--- begin Material to process ---
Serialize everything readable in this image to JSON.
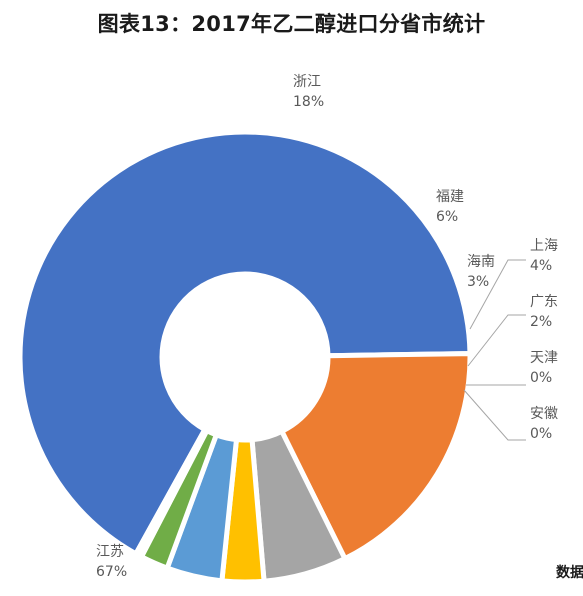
{
  "title": "图表13：2017年乙二醇进口分省市统计",
  "source_text": "数据",
  "colors": {
    "background": "#ffffff",
    "leader_line": "#a6a6a6",
    "label_text": "#595959"
  },
  "chart_data": {
    "type": "pie",
    "variant": "donut",
    "title": "图表13：2017年乙二醇进口分省市统计",
    "slices": [
      {
        "name": "江苏",
        "value": 67,
        "label": "67%",
        "color": "#4472c4"
      },
      {
        "name": "浙江",
        "value": 18,
        "label": "18%",
        "color": "#ed7d31"
      },
      {
        "name": "福建",
        "value": 6,
        "label": "6%",
        "color": "#a5a5a5"
      },
      {
        "name": "海南",
        "value": 3,
        "label": "3%",
        "color": "#ffc000"
      },
      {
        "name": "上海",
        "value": 4,
        "label": "4%",
        "color": "#5b9bd5"
      },
      {
        "name": "广东",
        "value": 2,
        "label": "2%",
        "color": "#70ad47"
      },
      {
        "name": "天津",
        "value": 0,
        "label": "0%",
        "color": "#264478"
      },
      {
        "name": "安徽",
        "value": 0,
        "label": "0%",
        "color": "#9e480e"
      }
    ],
    "legend": "none"
  }
}
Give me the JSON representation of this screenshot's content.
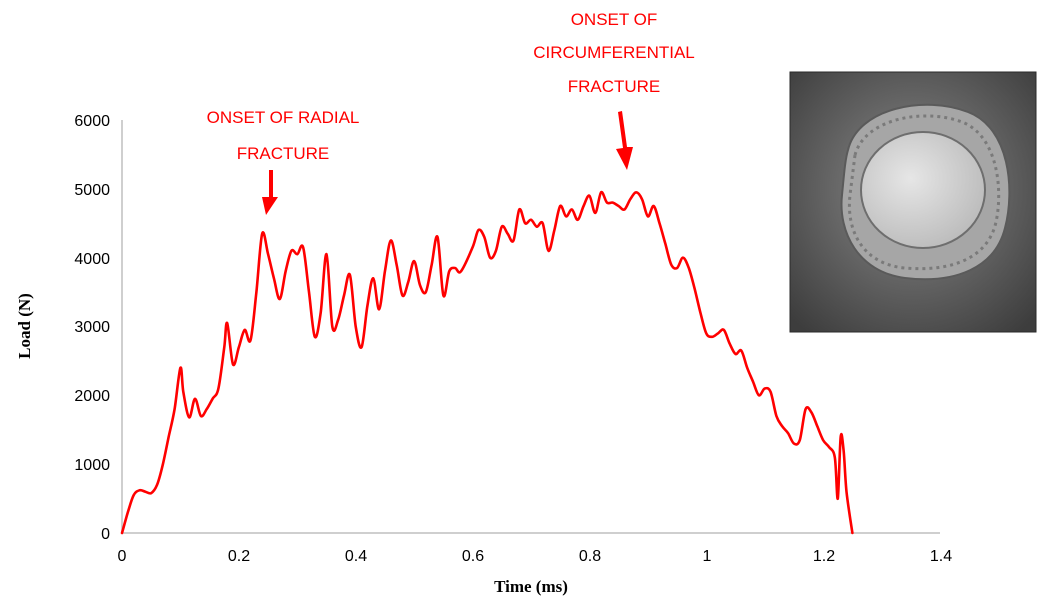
{
  "chart_data": {
    "type": "line",
    "title": "",
    "xlabel": "Time (ms)",
    "ylabel": "Load (N)",
    "xlim": [
      0,
      1.4
    ],
    "ylim": [
      0,
      6000
    ],
    "x_ticks": [
      "0",
      "0.2",
      "0.4",
      "0.6",
      "0.8",
      "1",
      "1.2",
      "1.4"
    ],
    "y_ticks": [
      "0",
      "1000",
      "2000",
      "3000",
      "4000",
      "5000",
      "6000"
    ],
    "grid": false,
    "legend": "none",
    "series_color": "#ff0000",
    "series": [
      {
        "x": [
          0,
          0.01,
          0.02,
          0.03,
          0.04,
          0.05,
          0.06,
          0.07,
          0.08,
          0.09,
          0.1,
          0.105,
          0.115,
          0.125,
          0.135,
          0.145,
          0.155,
          0.165,
          0.175,
          0.18,
          0.19,
          0.2,
          0.21,
          0.22,
          0.23,
          0.24,
          0.25,
          0.26,
          0.27,
          0.28,
          0.29,
          0.3,
          0.31,
          0.32,
          0.33,
          0.34,
          0.35,
          0.36,
          0.37,
          0.38,
          0.39,
          0.4,
          0.41,
          0.42,
          0.43,
          0.44,
          0.45,
          0.46,
          0.47,
          0.48,
          0.49,
          0.5,
          0.51,
          0.52,
          0.53,
          0.54,
          0.55,
          0.56,
          0.57,
          0.58,
          0.6,
          0.61,
          0.62,
          0.63,
          0.64,
          0.65,
          0.66,
          0.67,
          0.68,
          0.69,
          0.7,
          0.71,
          0.72,
          0.73,
          0.74,
          0.75,
          0.76,
          0.77,
          0.78,
          0.79,
          0.8,
          0.81,
          0.82,
          0.83,
          0.84,
          0.85,
          0.86,
          0.87,
          0.88,
          0.89,
          0.9,
          0.91,
          0.92,
          0.93,
          0.94,
          0.95,
          0.96,
          0.97,
          0.98,
          0.99,
          1.0,
          1.01,
          1.02,
          1.03,
          1.04,
          1.05,
          1.06,
          1.07,
          1.08,
          1.09,
          1.1,
          1.11,
          1.12,
          1.13,
          1.14,
          1.15,
          1.16,
          1.17,
          1.18,
          1.19,
          1.2,
          1.21,
          1.22,
          1.225,
          1.23,
          1.235,
          1.24,
          1.25
        ],
        "y": [
          0,
          300,
          550,
          620,
          600,
          580,
          700,
          1000,
          1400,
          1800,
          2400,
          2050,
          1680,
          1950,
          1700,
          1800,
          1950,
          2100,
          2700,
          3050,
          2450,
          2700,
          2950,
          2800,
          3500,
          4350,
          4050,
          3700,
          3400,
          3800,
          4100,
          4050,
          4150,
          3500,
          2850,
          3200,
          4050,
          3000,
          3100,
          3450,
          3750,
          3000,
          2700,
          3300,
          3700,
          3250,
          3800,
          4250,
          3900,
          3450,
          3650,
          3950,
          3600,
          3500,
          3900,
          4300,
          3450,
          3800,
          3850,
          3800,
          4150,
          4400,
          4300,
          4000,
          4100,
          4450,
          4350,
          4250,
          4700,
          4500,
          4550,
          4450,
          4500,
          4100,
          4400,
          4750,
          4600,
          4700,
          4550,
          4750,
          4900,
          4650,
          4950,
          4800,
          4800,
          4750,
          4700,
          4850,
          4950,
          4850,
          4600,
          4750,
          4500,
          4200,
          3900,
          3850,
          4000,
          3850,
          3550,
          3200,
          2900,
          2850,
          2900,
          2950,
          2750,
          2600,
          2650,
          2400,
          2200,
          2000,
          2100,
          2050,
          1700,
          1550,
          1450,
          1300,
          1350,
          1800,
          1750,
          1550,
          1350,
          1250,
          1100,
          500,
          1400,
          1200,
          600,
          0
        ]
      }
    ],
    "annotations": [
      {
        "lines": [
          "ONSET OF RADIAL",
          "FRACTURE"
        ],
        "x": 0.245,
        "y": 4350
      },
      {
        "lines": [
          "ONSET OF",
          "CIRCUMFERENTIAL",
          "FRACTURE"
        ],
        "x": 0.86,
        "y": 4950
      }
    ]
  }
}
--- end Material to process ---
Quote the preceding records in their entirety, excluding every picture.

### Complete answer
Serialize everything readable in this image to JSON.
{
  "title": "图表13：2017年乙二醇进口分省市统计",
  "source_text": "数据",
  "colors": {
    "background": "#ffffff",
    "leader_line": "#a6a6a6",
    "label_text": "#595959"
  },
  "chart_data": {
    "type": "pie",
    "variant": "donut",
    "title": "图表13：2017年乙二醇进口分省市统计",
    "slices": [
      {
        "name": "江苏",
        "value": 67,
        "label": "67%",
        "color": "#4472c4"
      },
      {
        "name": "浙江",
        "value": 18,
        "label": "18%",
        "color": "#ed7d31"
      },
      {
        "name": "福建",
        "value": 6,
        "label": "6%",
        "color": "#a5a5a5"
      },
      {
        "name": "海南",
        "value": 3,
        "label": "3%",
        "color": "#ffc000"
      },
      {
        "name": "上海",
        "value": 4,
        "label": "4%",
        "color": "#5b9bd5"
      },
      {
        "name": "广东",
        "value": 2,
        "label": "2%",
        "color": "#70ad47"
      },
      {
        "name": "天津",
        "value": 0,
        "label": "0%",
        "color": "#264478"
      },
      {
        "name": "安徽",
        "value": 0,
        "label": "0%",
        "color": "#9e480e"
      }
    ],
    "legend": "none"
  }
}
Give me the JSON representation of this screenshot's content.
{
  "chart_data": {
    "type": "line",
    "title": "",
    "xlabel": "Time (ms)",
    "ylabel": "Load (N)",
    "xlim": [
      0,
      1.4
    ],
    "ylim": [
      0,
      6000
    ],
    "x_ticks": [
      "0",
      "0.2",
      "0.4",
      "0.6",
      "0.8",
      "1",
      "1.2",
      "1.4"
    ],
    "y_ticks": [
      "0",
      "1000",
      "2000",
      "3000",
      "4000",
      "5000",
      "6000"
    ],
    "grid": false,
    "legend": "none",
    "series_color": "#ff0000",
    "series": [
      {
        "x": [
          0,
          0.01,
          0.02,
          0.03,
          0.04,
          0.05,
          0.06,
          0.07,
          0.08,
          0.09,
          0.1,
          0.105,
          0.115,
          0.125,
          0.135,
          0.145,
          0.155,
          0.165,
          0.175,
          0.18,
          0.19,
          0.2,
          0.21,
          0.22,
          0.23,
          0.24,
          0.25,
          0.26,
          0.27,
          0.28,
          0.29,
          0.3,
          0.31,
          0.32,
          0.33,
          0.34,
          0.35,
          0.36,
          0.37,
          0.38,
          0.39,
          0.4,
          0.41,
          0.42,
          0.43,
          0.44,
          0.45,
          0.46,
          0.47,
          0.48,
          0.49,
          0.5,
          0.51,
          0.52,
          0.53,
          0.54,
          0.55,
          0.56,
          0.57,
          0.58,
          0.6,
          0.61,
          0.62,
          0.63,
          0.64,
          0.65,
          0.66,
          0.67,
          0.68,
          0.69,
          0.7,
          0.71,
          0.72,
          0.73,
          0.74,
          0.75,
          0.76,
          0.77,
          0.78,
          0.79,
          0.8,
          0.81,
          0.82,
          0.83,
          0.84,
          0.85,
          0.86,
          0.87,
          0.88,
          0.89,
          0.9,
          0.91,
          0.92,
          0.93,
          0.94,
          0.95,
          0.96,
          0.97,
          0.98,
          0.99,
          1.0,
          1.01,
          1.02,
          1.03,
          1.04,
          1.05,
          1.06,
          1.07,
          1.08,
          1.09,
          1.1,
          1.11,
          1.12,
          1.13,
          1.14,
          1.15,
          1.16,
          1.17,
          1.18,
          1.19,
          1.2,
          1.21,
          1.22,
          1.225,
          1.23,
          1.235,
          1.24,
          1.25
        ],
        "y": [
          0,
          300,
          550,
          620,
          600,
          580,
          700,
          1000,
          1400,
          1800,
          2400,
          2050,
          1680,
          1950,
          1700,
          1800,
          1950,
          2100,
          2700,
          3050,
          2450,
          2700,
          2950,
          2800,
          3500,
          4350,
          4050,
          3700,
          3400,
          3800,
          4100,
          4050,
          4150,
          3500,
          2850,
          3200,
          4050,
          3000,
          3100,
          3450,
          3750,
          3000,
          2700,
          3300,
          3700,
          3250,
          3800,
          4250,
          3900,
          3450,
          3650,
          3950,
          3600,
          3500,
          3900,
          4300,
          3450,
          3800,
          3850,
          3800,
          4150,
          4400,
          4300,
          4000,
          4100,
          4450,
          4350,
          4250,
          4700,
          4500,
          4550,
          4450,
          4500,
          4100,
          4400,
          4750,
          4600,
          4700,
          4550,
          4750,
          4900,
          4650,
          4950,
          4800,
          4800,
          4750,
          4700,
          4850,
          4950,
          4850,
          4600,
          4750,
          4500,
          4200,
          3900,
          3850,
          4000,
          3850,
          3550,
          3200,
          2900,
          2850,
          2900,
          2950,
          2750,
          2600,
          2650,
          2400,
          2200,
          2000,
          2100,
          2050,
          1700,
          1550,
          1450,
          1300,
          1350,
          1800,
          1750,
          1550,
          1350,
          1250,
          1100,
          500,
          1400,
          1200,
          600,
          0
        ]
      }
    ],
    "annotations": [
      {
        "lines": [
          "ONSET OF RADIAL",
          "FRACTURE"
        ],
        "x": 0.245,
        "y": 4350
      },
      {
        "lines": [
          "ONSET OF",
          "CIRCUMFERENTIAL",
          "FRACTURE"
        ],
        "x": 0.86,
        "y": 4950
      }
    ]
  }
}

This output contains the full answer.